• The problem
Write out each record again exactly as it stands.

A block of data:

★ ★ ★ ★ ★

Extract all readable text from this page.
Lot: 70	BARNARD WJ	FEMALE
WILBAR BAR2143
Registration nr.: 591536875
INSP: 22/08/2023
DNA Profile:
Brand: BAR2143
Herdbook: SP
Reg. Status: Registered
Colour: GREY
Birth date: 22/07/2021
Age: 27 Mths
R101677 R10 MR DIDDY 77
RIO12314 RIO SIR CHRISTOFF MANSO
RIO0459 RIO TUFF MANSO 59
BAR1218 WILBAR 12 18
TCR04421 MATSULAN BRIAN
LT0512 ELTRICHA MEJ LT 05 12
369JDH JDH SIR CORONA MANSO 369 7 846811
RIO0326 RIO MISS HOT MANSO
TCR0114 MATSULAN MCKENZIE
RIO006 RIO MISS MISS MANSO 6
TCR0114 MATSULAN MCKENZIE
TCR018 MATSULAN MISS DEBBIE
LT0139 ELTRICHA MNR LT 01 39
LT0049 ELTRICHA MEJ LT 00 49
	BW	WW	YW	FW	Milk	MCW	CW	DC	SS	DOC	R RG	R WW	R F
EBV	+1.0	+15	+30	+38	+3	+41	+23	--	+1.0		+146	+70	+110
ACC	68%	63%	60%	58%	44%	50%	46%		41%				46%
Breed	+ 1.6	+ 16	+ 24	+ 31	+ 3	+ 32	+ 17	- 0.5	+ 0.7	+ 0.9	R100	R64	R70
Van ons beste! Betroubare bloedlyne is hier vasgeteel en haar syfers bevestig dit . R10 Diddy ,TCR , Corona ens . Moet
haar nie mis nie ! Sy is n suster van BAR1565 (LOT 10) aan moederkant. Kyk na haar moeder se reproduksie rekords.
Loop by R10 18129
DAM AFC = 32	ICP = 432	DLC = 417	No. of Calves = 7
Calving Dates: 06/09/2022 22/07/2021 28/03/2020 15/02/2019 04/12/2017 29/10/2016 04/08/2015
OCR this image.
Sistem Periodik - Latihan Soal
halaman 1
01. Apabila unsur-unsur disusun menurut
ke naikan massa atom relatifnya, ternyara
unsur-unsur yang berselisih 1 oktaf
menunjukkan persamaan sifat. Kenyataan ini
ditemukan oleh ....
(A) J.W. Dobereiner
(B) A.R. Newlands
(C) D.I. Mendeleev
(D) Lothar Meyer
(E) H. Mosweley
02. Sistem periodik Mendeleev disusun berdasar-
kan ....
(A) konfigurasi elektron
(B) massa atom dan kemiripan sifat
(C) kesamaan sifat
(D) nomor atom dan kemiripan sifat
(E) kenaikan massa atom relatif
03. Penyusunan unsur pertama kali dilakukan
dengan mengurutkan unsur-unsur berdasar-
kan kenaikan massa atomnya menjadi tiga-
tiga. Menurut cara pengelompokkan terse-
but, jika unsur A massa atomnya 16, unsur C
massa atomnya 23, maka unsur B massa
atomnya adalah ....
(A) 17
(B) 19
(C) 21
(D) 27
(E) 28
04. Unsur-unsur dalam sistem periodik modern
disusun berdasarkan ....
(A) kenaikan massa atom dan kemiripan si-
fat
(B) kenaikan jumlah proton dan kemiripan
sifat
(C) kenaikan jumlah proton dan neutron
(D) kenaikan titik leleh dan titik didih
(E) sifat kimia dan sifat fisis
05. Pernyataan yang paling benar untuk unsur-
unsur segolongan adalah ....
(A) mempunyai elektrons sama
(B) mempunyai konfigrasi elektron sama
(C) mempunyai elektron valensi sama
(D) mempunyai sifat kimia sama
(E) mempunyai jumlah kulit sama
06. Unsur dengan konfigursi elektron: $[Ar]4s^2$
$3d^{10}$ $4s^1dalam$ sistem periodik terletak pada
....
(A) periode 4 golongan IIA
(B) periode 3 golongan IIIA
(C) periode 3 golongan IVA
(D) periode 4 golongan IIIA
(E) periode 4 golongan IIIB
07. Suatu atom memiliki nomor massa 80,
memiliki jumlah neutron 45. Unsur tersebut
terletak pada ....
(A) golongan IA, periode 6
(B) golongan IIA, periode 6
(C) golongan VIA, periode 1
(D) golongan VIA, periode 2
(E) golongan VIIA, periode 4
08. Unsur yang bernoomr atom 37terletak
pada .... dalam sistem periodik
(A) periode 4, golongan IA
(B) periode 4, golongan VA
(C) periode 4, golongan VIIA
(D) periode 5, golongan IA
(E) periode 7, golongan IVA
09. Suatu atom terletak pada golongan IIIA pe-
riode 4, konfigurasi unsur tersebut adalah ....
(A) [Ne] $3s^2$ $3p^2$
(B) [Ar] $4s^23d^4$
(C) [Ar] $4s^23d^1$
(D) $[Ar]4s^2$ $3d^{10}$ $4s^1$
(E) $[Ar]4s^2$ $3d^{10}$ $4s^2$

★ ★ ★ ★ ★

• Response to the task
Extract all readable text from this page.
Lot: 70	BARNARD WJ	FEMALE
WILBAR BAR2143
Registration nr.: 591536875
INSP: 22/08/2023
DNA Profile:
Brand: BAR2143
Herdbook: SP
Reg. Status: Registered
Colour: GREY
Birth date: 22/07/2021
Age: 27 Mths
R101677 R10 MR DIDDY 77
RIO12314 RIO SIR CHRISTOFF MANSO
RIO0459 RIO TUFF MANSO 59
BAR1218 WILBAR 12 18
TCR04421 MATSULAN BRIAN
LT0512 ELTRICHA MEJ LT 05 12
369JDH JDH SIR CORONA MANSO 369 7 846811
RIO0326 RIO MISS HOT MANSO
TCR0114 MATSULAN MCKENZIE
RIO006 RIO MISS MISS MANSO 6
TCR0114 MATSULAN MCKENZIE
TCR018 MATSULAN MISS DEBBIE
LT0139 ELTRICHA MNR LT 01 39
LT0049 ELTRICHA MEJ LT 00 49
	BW	WW	YW	FW	Milk	MCW	CW	DC	SS	DOC	R RG	R WW	R F
EBV	+1.0	+15	+30	+38	+3	+41	+23	--	+1.0		+146	+70	+110
ACC	68%	63%	60%	58%	44%	50%	46%		41%				46%
Breed	+ 1.6	+ 16	+ 24	+ 31	+ 3	+ 32	+ 17	- 0.5	+ 0.7	+ 0.9	R100	R64	R70
Van ons beste! Betroubare bloedlyne is hier vasgeteel en haar syfers bevestig dit . R10 Diddy ,TCR , Corona ens . Moet
haar nie mis nie ! Sy is n suster van BAR1565 (LOT 10) aan moederkant. Kyk na haar moeder se reproduksie rekords.
Loop by R10 18129
DAM AFC = 32	ICP = 432	DLC = 417	No. of Calves = 7
Calving Dates: 06/09/2022 22/07/2021 28/03/2020 15/02/2019 04/12/2017 29/10/2016 04/08/2015
OCR this image.
Sistem Periodik - Latihan Soal
halaman 1
01. Apabila unsur-unsur disusun menurut
ke naikan massa atom relatifnya, ternyara
unsur-unsur yang berselisih 1 oktaf
menunjukkan persamaan sifat. Kenyataan ini
ditemukan oleh ....
(A) J.W. Dobereiner
(B) A.R. Newlands
(C) D.I. Mendeleev
(D) Lothar Meyer
(E) H. Mosweley
02. Sistem periodik Mendeleev disusun berdasar-
kan ....
(A) konfigurasi elektron
(B) massa atom dan kemiripan sifat
(C) kesamaan sifat
(D) nomor atom dan kemiripan sifat
(E) kenaikan massa atom relatif
03. Penyusunan unsur pertama kali dilakukan
dengan mengurutkan unsur-unsur berdasar-
kan kenaikan massa atomnya menjadi tiga-
tiga. Menurut cara pengelompokkan terse-
but, jika unsur A massa atomnya 16, unsur C
massa atomnya 23, maka unsur B massa
atomnya adalah ....
(A) 17
(B) 19
(C) 21
(D) 27
(E) 28
04. Unsur-unsur dalam sistem periodik modern
disusun berdasarkan ....
(A) kenaikan massa atom dan kemiripan si-
fat
(B) kenaikan jumlah proton dan kemiripan
sifat
(C) kenaikan jumlah proton dan neutron
(D) kenaikan titik leleh dan titik didih
(E) sifat kimia dan sifat fisis
05. Pernyataan yang paling benar untuk unsur-
unsur segolongan adalah ....
(A) mempunyai elektrons sama
(B) mempunyai konfigrasi elektron sama
(C) mempunyai elektron valensi sama
(D) mempunyai sifat kimia sama
(E) mempunyai jumlah kulit sama
06. Unsur dengan konfigursi elektron: $[Ar]4s^2$
$3d^{10}$ $4s^1dalam$ sistem periodik terletak pada
....
(A) periode 4 golongan IIA
(B) periode 3 golongan IIIA
(C) periode 3 golongan IVA
(D) periode 4 golongan IIIA
(E) periode 4 golongan IIIB
07. Suatu atom memiliki nomor massa 80,
memiliki jumlah neutron 45. Unsur tersebut
terletak pada ....
(A) golongan IA, periode 6
(B) golongan IIA, periode 6
(C) golongan VIA, periode 1
(D) golongan VIA, periode 2
(E) golongan VIIA, periode 4
08. Unsur yang bernoomr atom 37terletak
pada .... dalam sistem periodik
(A) periode 4, golongan IA
(B) periode 4, golongan VA
(C) periode 4, golongan VIIA
(D) periode 5, golongan IA
(E) periode 7, golongan IVA
09. Suatu atom terletak pada golongan IIIA pe-
riode 4, konfigurasi unsur tersebut adalah ....
(A) [Ne] $3s^2$ $3p^2$
(B) [Ar] $4s^23d^4$
(C) [Ar] $4s^23d^1$
(D) $[Ar]4s^2$ $3d^{10}$ $4s^1$
(E) $[Ar]4s^2$ $3d^{10}$ $4s^2$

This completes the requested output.